(Stored data)
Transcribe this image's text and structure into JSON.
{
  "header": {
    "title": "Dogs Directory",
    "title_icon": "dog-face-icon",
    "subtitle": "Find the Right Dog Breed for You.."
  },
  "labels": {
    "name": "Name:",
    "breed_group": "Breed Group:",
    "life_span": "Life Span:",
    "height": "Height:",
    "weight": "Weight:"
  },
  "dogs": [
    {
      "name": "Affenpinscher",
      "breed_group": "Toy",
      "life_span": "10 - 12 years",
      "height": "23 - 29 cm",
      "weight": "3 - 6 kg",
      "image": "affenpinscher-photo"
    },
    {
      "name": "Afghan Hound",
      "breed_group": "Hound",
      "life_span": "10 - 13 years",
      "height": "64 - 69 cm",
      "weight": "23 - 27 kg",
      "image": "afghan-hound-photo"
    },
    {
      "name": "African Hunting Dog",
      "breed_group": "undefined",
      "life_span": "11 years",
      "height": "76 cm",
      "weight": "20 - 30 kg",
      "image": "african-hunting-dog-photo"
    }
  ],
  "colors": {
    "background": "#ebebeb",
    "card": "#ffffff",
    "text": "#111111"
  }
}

## GIVEN REQUEST
Using the material above, count the lines containing the word "text". Reply with the number alone.

## COMPLETED EXERCISE
2